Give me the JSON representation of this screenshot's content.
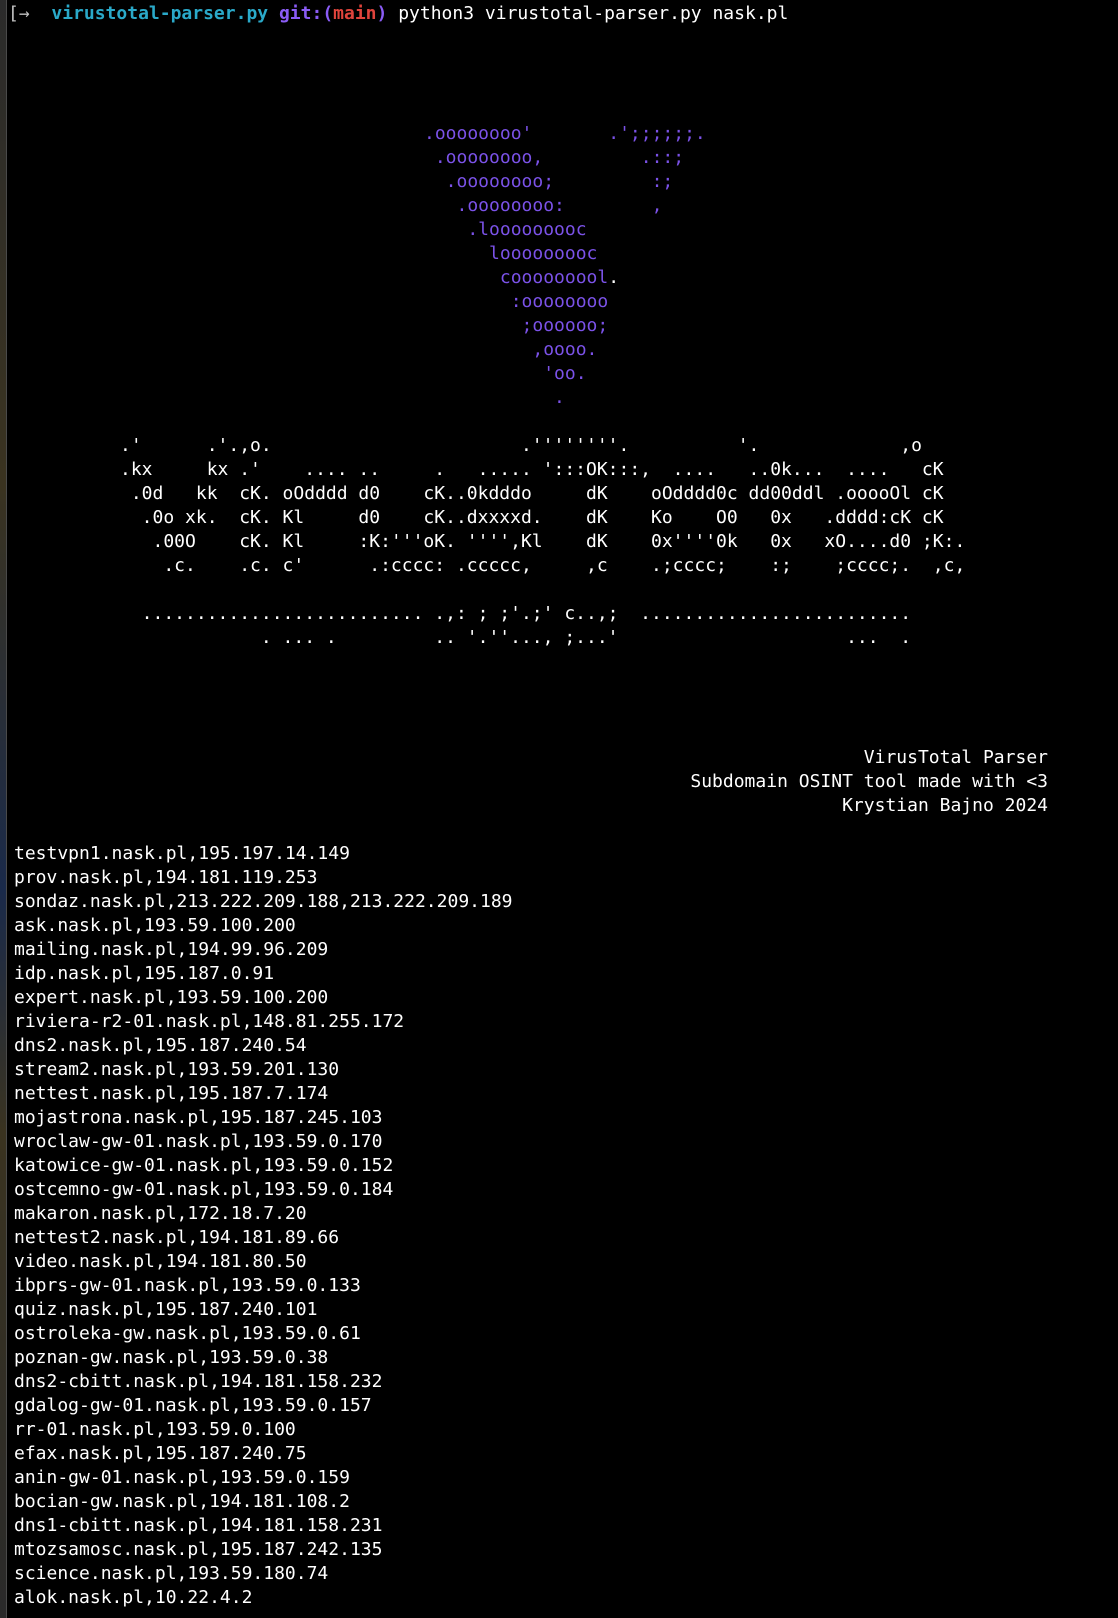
{
  "terminal": {
    "prompt": {
      "arrow": "[→",
      "directory": "virustotal-parser.py",
      "git_label": "git:(",
      "branch": "main",
      "git_close": ")",
      "command": "python3 virustotal-parser.py nask.pl"
    },
    "ascii_logo": [
      ".oooooooo'       .';;;;;;.",
      " .oooooooo,         .::;",
      "  .oooooooo;         :;",
      "   .oooooooo:        ,",
      "    .looooooooc",
      "      looooooooc",
      "       cooooooool.",
      "        :oooooooo",
      "         ;oooooo;",
      "          ,oooo.",
      "           'oo.",
      "            ."
    ],
    "ascii_banner": [
      ".'      .'.,o.                       .''''''''.          '.             ,o",
      ".kx     kx .'    .... ..     .   ..... ':::OK:::,  ....   ..0k...  ....   cK",
      " .0d   kk  cK. oOdddd d0    cK..0kdddo     dK    oOdddd0c dd00ddl .ooooOl cK",
      "  .0o xk.  cK. Kl     d0    cK..dxxxxd.    dK    Ko    O0   0x   .dddd:cK cK",
      "   .00O    cK. Kl     :K:'''oK. '''',Kl    dK    0x''''0k   0x   xO....d0 ;K:.",
      "    .c.    .c. c'      .:cccc: .ccccc,     ,c    .;cccc;    :;    ;cccc;.  ,c,"
    ],
    "ascii_dots": [
      "  .......................... .,: ; ;'.;' c..,;  .........................",
      "             . ... .         .. '.''..., ;...'                     ...  ."
    ],
    "credits": [
      "VirusTotal Parser",
      "Subdomain OSINT tool made with <3",
      "Krystian Bajno 2024"
    ],
    "results": [
      "testvpn1.nask.pl,195.197.14.149",
      "prov.nask.pl,194.181.119.253",
      "sondaz.nask.pl,213.222.209.188,213.222.209.189",
      "ask.nask.pl,193.59.100.200",
      "mailing.nask.pl,194.99.96.209",
      "idp.nask.pl,195.187.0.91",
      "expert.nask.pl,193.59.100.200",
      "riviera-r2-01.nask.pl,148.81.255.172",
      "dns2.nask.pl,195.187.240.54",
      "stream2.nask.pl,193.59.201.130",
      "nettest.nask.pl,195.187.7.174",
      "mojastrona.nask.pl,195.187.245.103",
      "wroclaw-gw-01.nask.pl,193.59.0.170",
      "katowice-gw-01.nask.pl,193.59.0.152",
      "ostcemno-gw-01.nask.pl,193.59.0.184",
      "makaron.nask.pl,172.18.7.20",
      "nettest2.nask.pl,194.181.89.66",
      "video.nask.pl,194.181.80.50",
      "ibprs-gw-01.nask.pl,193.59.0.133",
      "quiz.nask.pl,195.187.240.101",
      "ostroleka-gw.nask.pl,193.59.0.61",
      "poznan-gw.nask.pl,193.59.0.38",
      "dns2-cbitt.nask.pl,194.181.158.232",
      "gdalog-gw-01.nask.pl,193.59.0.157",
      "rr-01.nask.pl,193.59.0.100",
      "efax.nask.pl,195.187.240.75",
      "anin-gw-01.nask.pl,193.59.0.159",
      "bocian-gw.nask.pl,194.181.108.2",
      "dns1-cbitt.nask.pl,194.181.158.231",
      "mtozsamosc.nask.pl,195.187.242.135",
      "science.nask.pl,193.59.180.74",
      "alok.nask.pl,10.22.4.2"
    ],
    "colors": {
      "background": "#000000",
      "directory": "#2aa9c9",
      "git": "#8a5cf5",
      "branch": "#e0443c",
      "logo": "#7b52e8",
      "text": "#ffffff"
    }
  }
}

______

WORK TASK =>
Lines that contain the string "directory" should be copied from the material above.

RESPONSE TO THE TASK =>
      "directory": "virustotal-parser.py",
      "directory": "#2aa9c9",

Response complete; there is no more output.